-------- 文本节选 --------

Educational Codeforces Round 84 (Rated for Div. 2)

原题链接

目录

  • 题外话
  • A
    • A题意
    • A思路
    • A代码
  • B
    • 题意
    • 思路
    • 代码
  • C
    • 题意
    • 思路
    • 代码
  • E
    • 题意
    • 思路
    • 代码

题外话

被教育了,读题不认真,明明能四题的(靠),竟然打不过jy,很烦

A

A题意

给你n,m(m是奇数的数量)问你是否可以使用m个奇数(不相同的)构成n

A思路

自己上来以为是判断奇偶就死了

其实还有点其他的东西,比如k个互不相同的奇数最小就是k*k(记录一下)

A代码

#include <bits/stdc++.h>
#include <ext/pb_ds/assoc_container.hpp>
#include <ext/pb_ds/tree_policy.hpp>
#define iinf 0x3f3f3f3f
#define linf (1ll<<60)
#define eps 1e-8
#define maxn 1000010
#define maxe 1000010
#define cl(x) memset(x,0,sizeof(x))
#define rep(i,a,b) for(i=a;i<=b;i++)
#define drep(i,a,b) for(i=a;i>=b;i--)
#define em(x) emplace(x)
#define emb(x) emplace_back(x)
#define emf(x) emplace_front(x)
#define fi first
#define se second
#define de(x) cerr<<#x<<" = "<<x<<endl
#define __i __int128
using namespace std;
using namespace __gnu_pbds;
typedef long long ll;
typedef pair<int,int> pii;
typedef pair<ll,ll> pll; 

ll read(ll x=0)

--------

**本节任务**
- A) 列出这篇题解的目录中所有第一层条目，即不含“题意”“思路”“代码”等下级条目。
- B) 请把这篇题解中从“#include <bits/stdc++.h>”起、至“#define cl(x) memset(x,0,sizeof(x))”止的部分逐字照录下来。
- C) 根据这篇题解回答下列问题：
(i) 标题中的比赛面向哪个组别？
(ii) A题思路里说，k个互不相同的奇数最小是多少？
(iii) 代码中宏 maxn 被定义为多少？

-------- 记录清单 --------

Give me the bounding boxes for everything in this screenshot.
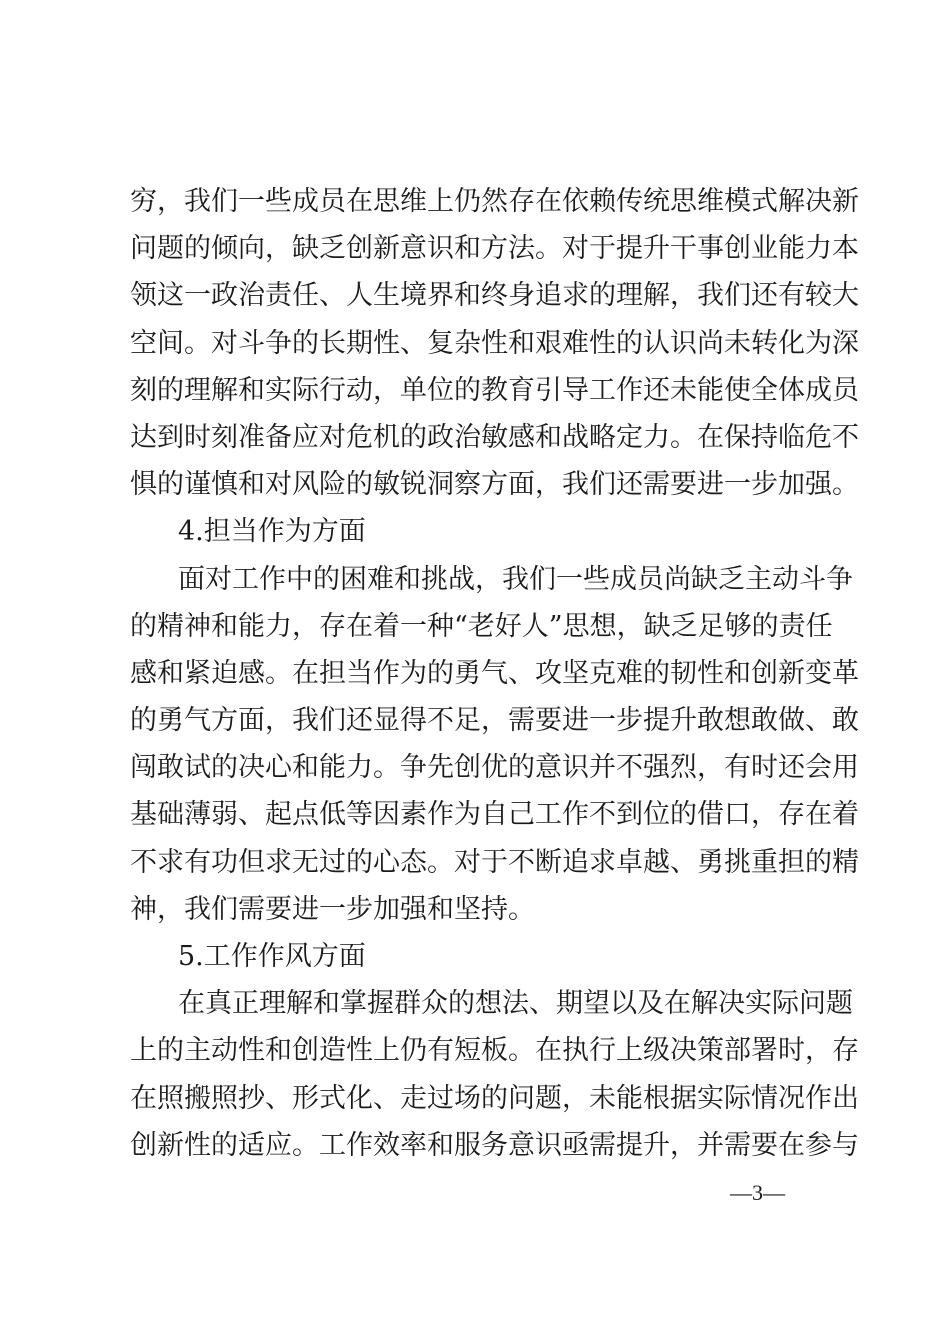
text-line: 在真正理解和掌握群众的想法、期望以及在解决实际问题 xyxy=(178,988,853,1020)
text-line: 穷，我们一些成员在思维上仍然存在依赖传统思维模式解决新 xyxy=(130,186,859,217)
text-line: 上的主动性和创造性上仍有短板。在执行上级决策部署时，存 xyxy=(130,1035,859,1067)
section-heading: 5.工作作风方面 xyxy=(178,941,366,972)
text-line: 在照搬照抄、形式化、走过场的问题，未能根据实际情况作出 xyxy=(130,1082,859,1114)
page-number: —3— xyxy=(730,1180,785,1205)
text-line: 惧的谨慎和对风险的敏锐洞察方面，我们还需要进一步加强。 xyxy=(130,469,859,501)
section-work-style xyxy=(130,933,859,1169)
text-line: 基础薄弱、起点低等因素作为自己工作不到位的借口，存在着 xyxy=(130,799,859,831)
paragraph-continued xyxy=(130,178,859,508)
text-line: 空间。对斗争的长期性、复杂性和艰难性的认识尚未转化为深 xyxy=(130,327,859,359)
text-line: 神，我们需要进一步加强和坚持。 xyxy=(130,893,535,925)
text-line: 刻的理解和实际行动，单位的教育引导工作还未能使全体成员 xyxy=(130,374,859,406)
document-body xyxy=(130,178,859,1169)
section-heading: 4.担当作为方面 xyxy=(178,516,366,548)
text-line: 闯敢试的决心和能力。争先创优的意识并不强烈，有时还会用 xyxy=(130,752,859,784)
text-line: 达到时刻准备应对危机的政治敏感和战略定力。在保持临危不 xyxy=(130,421,859,453)
text-line: 创新性的适应。工作效率和服务意识亟需提升，并需要在参与 xyxy=(130,1129,859,1161)
text-line: 不求有功但求无过的心态。对于不断追求卓越、勇挑重担的精 xyxy=(130,846,859,878)
text-line: 的勇气方面，我们还显得不足，需要进一步提升敢想敢做、敢 xyxy=(130,705,859,737)
text-line: 领这一政治责任、人生境界和终身追求的理解，我们还有较大 xyxy=(130,280,859,312)
text-line: 面对工作中的困难和挑战，我们一些成员尚缺乏主动斗争 xyxy=(178,563,853,595)
text-line: 的精神和能力，存在着一种“老好人”思想，缺乏足够的责任 xyxy=(130,610,833,642)
section-responsibility xyxy=(130,508,859,933)
text-line: 感和紧迫感。在担当作为的勇气、攻坚克难的韧性和创新变革 xyxy=(130,657,859,689)
text-line: 问题的倾向，缺乏创新意识和方法。对于提升干事创业能力本 xyxy=(130,233,859,265)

--------

**参考答案**
- A) 题外话、A、B、C、E

- B)
#include <bits/stdc++.h>
#include <ext/pb_ds/assoc_container.hpp>
#include <ext/pb_ds/tree_policy.hpp>
#define iinf 0x3f3f3f3f
#define linf (1ll<<60)
#define eps 1e-8
#define maxn 1000010
#define maxe 1000010
#define cl(x) memset(x,0,sizeof(x))

- C)
(i) Div. 2
(ii) k*k
(iii) 1000010